- **Input data**:
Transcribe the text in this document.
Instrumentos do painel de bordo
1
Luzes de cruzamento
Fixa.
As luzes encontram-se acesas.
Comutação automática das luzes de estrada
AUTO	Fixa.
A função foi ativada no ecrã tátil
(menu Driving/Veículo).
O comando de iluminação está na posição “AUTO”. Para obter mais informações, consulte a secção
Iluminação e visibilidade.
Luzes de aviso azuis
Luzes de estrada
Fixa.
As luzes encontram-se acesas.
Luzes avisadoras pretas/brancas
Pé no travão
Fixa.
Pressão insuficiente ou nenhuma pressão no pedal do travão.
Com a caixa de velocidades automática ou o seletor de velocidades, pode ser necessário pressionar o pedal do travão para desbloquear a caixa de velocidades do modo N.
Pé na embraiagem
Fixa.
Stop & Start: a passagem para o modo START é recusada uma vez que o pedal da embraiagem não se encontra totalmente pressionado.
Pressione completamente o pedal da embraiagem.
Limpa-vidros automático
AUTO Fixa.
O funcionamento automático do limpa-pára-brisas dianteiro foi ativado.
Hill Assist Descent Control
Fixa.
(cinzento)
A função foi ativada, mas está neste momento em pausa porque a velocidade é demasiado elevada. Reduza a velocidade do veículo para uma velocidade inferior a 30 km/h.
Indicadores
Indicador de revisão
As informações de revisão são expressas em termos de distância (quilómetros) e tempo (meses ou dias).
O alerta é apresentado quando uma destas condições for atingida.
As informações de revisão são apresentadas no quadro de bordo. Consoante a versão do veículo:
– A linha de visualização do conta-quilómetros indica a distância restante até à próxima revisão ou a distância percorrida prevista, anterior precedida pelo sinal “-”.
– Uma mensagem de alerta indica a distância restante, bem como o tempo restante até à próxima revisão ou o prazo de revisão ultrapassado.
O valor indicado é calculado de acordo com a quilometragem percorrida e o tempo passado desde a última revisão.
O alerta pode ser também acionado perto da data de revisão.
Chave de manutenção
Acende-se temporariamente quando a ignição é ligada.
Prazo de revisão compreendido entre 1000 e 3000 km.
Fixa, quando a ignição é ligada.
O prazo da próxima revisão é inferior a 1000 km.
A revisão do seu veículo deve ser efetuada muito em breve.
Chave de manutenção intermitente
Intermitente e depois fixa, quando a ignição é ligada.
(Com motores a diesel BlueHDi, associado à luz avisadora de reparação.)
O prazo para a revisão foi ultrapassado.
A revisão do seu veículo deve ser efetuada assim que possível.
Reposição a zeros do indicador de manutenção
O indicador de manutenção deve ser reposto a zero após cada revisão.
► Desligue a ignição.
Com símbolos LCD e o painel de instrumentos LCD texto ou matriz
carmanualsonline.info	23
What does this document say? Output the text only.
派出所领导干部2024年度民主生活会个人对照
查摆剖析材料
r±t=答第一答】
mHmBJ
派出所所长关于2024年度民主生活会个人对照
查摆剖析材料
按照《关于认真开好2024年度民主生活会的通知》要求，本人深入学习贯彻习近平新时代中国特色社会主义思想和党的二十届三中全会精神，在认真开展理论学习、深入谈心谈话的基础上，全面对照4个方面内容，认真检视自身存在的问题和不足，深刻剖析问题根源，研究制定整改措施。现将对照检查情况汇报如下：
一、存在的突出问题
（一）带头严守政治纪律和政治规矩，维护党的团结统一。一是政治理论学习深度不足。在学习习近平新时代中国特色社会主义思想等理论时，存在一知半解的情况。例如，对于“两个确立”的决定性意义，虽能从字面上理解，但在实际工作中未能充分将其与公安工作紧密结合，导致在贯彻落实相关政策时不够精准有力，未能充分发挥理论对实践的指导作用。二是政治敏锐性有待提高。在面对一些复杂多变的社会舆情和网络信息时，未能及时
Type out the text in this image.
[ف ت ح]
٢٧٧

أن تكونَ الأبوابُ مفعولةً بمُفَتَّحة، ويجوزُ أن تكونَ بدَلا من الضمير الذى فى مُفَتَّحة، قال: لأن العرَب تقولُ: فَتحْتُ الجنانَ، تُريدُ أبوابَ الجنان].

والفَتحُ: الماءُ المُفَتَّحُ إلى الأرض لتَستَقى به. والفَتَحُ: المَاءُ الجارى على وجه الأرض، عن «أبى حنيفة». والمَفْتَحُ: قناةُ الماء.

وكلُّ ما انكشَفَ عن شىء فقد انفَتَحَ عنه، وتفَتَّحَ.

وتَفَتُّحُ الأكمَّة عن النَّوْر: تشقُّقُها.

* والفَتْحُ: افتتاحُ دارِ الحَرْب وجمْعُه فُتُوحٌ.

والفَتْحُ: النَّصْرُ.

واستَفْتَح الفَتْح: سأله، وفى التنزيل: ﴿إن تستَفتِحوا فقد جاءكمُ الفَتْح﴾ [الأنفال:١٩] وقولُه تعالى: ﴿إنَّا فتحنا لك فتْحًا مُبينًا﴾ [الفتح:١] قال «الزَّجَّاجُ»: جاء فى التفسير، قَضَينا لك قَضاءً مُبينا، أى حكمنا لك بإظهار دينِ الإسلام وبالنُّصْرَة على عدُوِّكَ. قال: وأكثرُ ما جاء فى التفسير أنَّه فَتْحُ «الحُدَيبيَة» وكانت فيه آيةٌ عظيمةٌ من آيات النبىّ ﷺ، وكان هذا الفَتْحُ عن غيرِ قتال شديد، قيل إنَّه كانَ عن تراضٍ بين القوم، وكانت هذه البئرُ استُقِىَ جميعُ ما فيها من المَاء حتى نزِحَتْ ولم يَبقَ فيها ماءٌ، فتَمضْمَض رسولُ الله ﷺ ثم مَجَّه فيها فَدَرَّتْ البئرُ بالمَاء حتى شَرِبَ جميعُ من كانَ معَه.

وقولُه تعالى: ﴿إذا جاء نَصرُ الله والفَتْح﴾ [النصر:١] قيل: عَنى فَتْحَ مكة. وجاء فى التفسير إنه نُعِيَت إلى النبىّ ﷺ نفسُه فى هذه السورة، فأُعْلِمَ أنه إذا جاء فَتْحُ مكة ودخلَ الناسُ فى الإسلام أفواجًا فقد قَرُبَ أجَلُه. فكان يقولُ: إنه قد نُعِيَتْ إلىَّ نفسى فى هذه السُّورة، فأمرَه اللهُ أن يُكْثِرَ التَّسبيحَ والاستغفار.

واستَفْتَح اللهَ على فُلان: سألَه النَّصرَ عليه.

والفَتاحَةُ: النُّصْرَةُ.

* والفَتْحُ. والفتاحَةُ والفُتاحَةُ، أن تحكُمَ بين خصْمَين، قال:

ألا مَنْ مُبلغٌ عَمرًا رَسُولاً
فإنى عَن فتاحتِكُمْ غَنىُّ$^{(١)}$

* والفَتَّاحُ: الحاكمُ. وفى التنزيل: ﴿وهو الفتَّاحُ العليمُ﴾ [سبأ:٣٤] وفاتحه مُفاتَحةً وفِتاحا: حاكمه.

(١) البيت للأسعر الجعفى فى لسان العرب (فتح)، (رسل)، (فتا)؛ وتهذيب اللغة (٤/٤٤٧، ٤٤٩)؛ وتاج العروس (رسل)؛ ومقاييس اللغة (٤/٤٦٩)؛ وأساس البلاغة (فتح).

- **The task**: Please give back all of the records exactly as written.

- **Problem solution**:
Transcribe the text in this document.
Instrumentos do painel de bordo
1
Luzes de cruzamento
Fixa.
As luzes encontram-se acesas.
Comutação automática das luzes de estrada
AUTO	Fixa.
A função foi ativada no ecrã tátil
(menu Driving/Veículo).
O comando de iluminação está na posição “AUTO”. Para obter mais informações, consulte a secção
Iluminação e visibilidade.
Luzes de aviso azuis
Luzes de estrada
Fixa.
As luzes encontram-se acesas.
Luzes avisadoras pretas/brancas
Pé no travão
Fixa.
Pressão insuficiente ou nenhuma pressão no pedal do travão.
Com a caixa de velocidades automática ou o seletor de velocidades, pode ser necessário pressionar o pedal do travão para desbloquear a caixa de velocidades do modo N.
Pé na embraiagem
Fixa.
Stop & Start: a passagem para o modo START é recusada uma vez que o pedal da embraiagem não se encontra totalmente pressionado.
Pressione completamente o pedal da embraiagem.
Limpa-vidros automático
AUTO Fixa.
O funcionamento automático do limpa-pára-brisas dianteiro foi ativado.
Hill Assist Descent Control
Fixa.
(cinzento)
A função foi ativada, mas está neste momento em pausa porque a velocidade é demasiado elevada. Reduza a velocidade do veículo para uma velocidade inferior a 30 km/h.
Indicadores
Indicador de revisão
As informações de revisão são expressas em termos de distância (quilómetros) e tempo (meses ou dias).
O alerta é apresentado quando uma destas condições for atingida.
As informações de revisão são apresentadas no quadro de bordo. Consoante a versão do veículo:
– A linha de visualização do conta-quilómetros indica a distância restante até à próxima revisão ou a distância percorrida prevista, anterior precedida pelo sinal “-”.
– Uma mensagem de alerta indica a distância restante, bem como o tempo restante até à próxima revisão ou o prazo de revisão ultrapassado.
O valor indicado é calculado de acordo com a quilometragem percorrida e o tempo passado desde a última revisão.
O alerta pode ser também acionado perto da data de revisão.
Chave de manutenção
Acende-se temporariamente quando a ignição é ligada.
Prazo de revisão compreendido entre 1000 e 3000 km.
Fixa, quando a ignição é ligada.
O prazo da próxima revisão é inferior a 1000 km.
A revisão do seu veículo deve ser efetuada muito em breve.
Chave de manutenção intermitente
Intermitente e depois fixa, quando a ignição é ligada.
(Com motores a diesel BlueHDi, associado à luz avisadora de reparação.)
O prazo para a revisão foi ultrapassado.
A revisão do seu veículo deve ser efetuada assim que possível.
Reposição a zeros do indicador de manutenção
O indicador de manutenção deve ser reposto a zero após cada revisão.
► Desligue a ignição.
Com símbolos LCD e o painel de instrumentos LCD texto ou matriz
carmanualsonline.info	23
What does this document say? Output the text only.
派出所领导干部2024年度民主生活会个人对照
查摆剖析材料
r±t=答第一答】
mHmBJ
派出所所长关于2024年度民主生活会个人对照
查摆剖析材料
按照《关于认真开好2024年度民主生活会的通知》要求，本人深入学习贯彻习近平新时代中国特色社会主义思想和党的二十届三中全会精神，在认真开展理论学习、深入谈心谈话的基础上，全面对照4个方面内容，认真检视自身存在的问题和不足，深刻剖析问题根源，研究制定整改措施。现将对照检查情况汇报如下：
一、存在的突出问题
（一）带头严守政治纪律和政治规矩，维护党的团结统一。一是政治理论学习深度不足。在学习习近平新时代中国特色社会主义思想等理论时，存在一知半解的情况。例如，对于“两个确立”的决定性意义，虽能从字面上理解，但在实际工作中未能充分将其与公安工作紧密结合，导致在贯彻落实相关政策时不够精准有力，未能充分发挥理论对实践的指导作用。二是政治敏锐性有待提高。在面对一些复杂多变的社会舆情和网络信息时，未能及时
Type out the text in this image.
[ف ت ح]
٢٧٧

أن تكونَ الأبوابُ مفعولةً بمُفَتَّحة، ويجوزُ أن تكونَ بدَلا من الضمير الذى فى مُفَتَّحة، قال: لأن العرَب تقولُ: فَتحْتُ الجنانَ، تُريدُ أبوابَ الجنان].

والفَتحُ: الماءُ المُفَتَّحُ إلى الأرض لتَستَقى به. والفَتَحُ: المَاءُ الجارى على وجه الأرض، عن «أبى حنيفة». والمَفْتَحُ: قناةُ الماء.

وكلُّ ما انكشَفَ عن شىء فقد انفَتَحَ عنه، وتفَتَّحَ.

وتَفَتُّحُ الأكمَّة عن النَّوْر: تشقُّقُها.

* والفَتْحُ: افتتاحُ دارِ الحَرْب وجمْعُه فُتُوحٌ.

والفَتْحُ: النَّصْرُ.

واستَفْتَح الفَتْح: سأله، وفى التنزيل: ﴿إن تستَفتِحوا فقد جاءكمُ الفَتْح﴾ [الأنفال:١٩] وقولُه تعالى: ﴿إنَّا فتحنا لك فتْحًا مُبينًا﴾ [الفتح:١] قال «الزَّجَّاجُ»: جاء فى التفسير، قَضَينا لك قَضاءً مُبينا، أى حكمنا لك بإظهار دينِ الإسلام وبالنُّصْرَة على عدُوِّكَ. قال: وأكثرُ ما جاء فى التفسير أنَّه فَتْحُ «الحُدَيبيَة» وكانت فيه آيةٌ عظيمةٌ من آيات النبىّ ﷺ، وكان هذا الفَتْحُ عن غيرِ قتال شديد، قيل إنَّه كانَ عن تراضٍ بين القوم، وكانت هذه البئرُ استُقِىَ جميعُ ما فيها من المَاء حتى نزِحَتْ ولم يَبقَ فيها ماءٌ، فتَمضْمَض رسولُ الله ﷺ ثم مَجَّه فيها فَدَرَّتْ البئرُ بالمَاء حتى شَرِبَ جميعُ من كانَ معَه.

وقولُه تعالى: ﴿إذا جاء نَصرُ الله والفَتْح﴾ [النصر:١] قيل: عَنى فَتْحَ مكة. وجاء فى التفسير إنه نُعِيَت إلى النبىّ ﷺ نفسُه فى هذه السورة، فأُعْلِمَ أنه إذا جاء فَتْحُ مكة ودخلَ الناسُ فى الإسلام أفواجًا فقد قَرُبَ أجَلُه. فكان يقولُ: إنه قد نُعِيَتْ إلىَّ نفسى فى هذه السُّورة، فأمرَه اللهُ أن يُكْثِرَ التَّسبيحَ والاستغفار.

واستَفْتَح اللهَ على فُلان: سألَه النَّصرَ عليه.

والفَتاحَةُ: النُّصْرَةُ.

* والفَتْحُ. والفتاحَةُ والفُتاحَةُ، أن تحكُمَ بين خصْمَين، قال:

ألا مَنْ مُبلغٌ عَمرًا رَسُولاً
فإنى عَن فتاحتِكُمْ غَنىُّ$^{(١)}$

* والفَتَّاحُ: الحاكمُ. وفى التنزيل: ﴿وهو الفتَّاحُ العليمُ﴾ [سبأ:٣٤] وفاتحه مُفاتَحةً وفِتاحا: حاكمه.

(١) البيت للأسعر الجعفى فى لسان العرب (فتح)، (رسل)، (فتا)؛ وتهذيب اللغة (٤/٤٤٧، ٤٤٩)؛ وتاج العروس (رسل)؛ ومقاييس اللغة (٤/٤٦٩)؛ وأساس البلاغة (فتح).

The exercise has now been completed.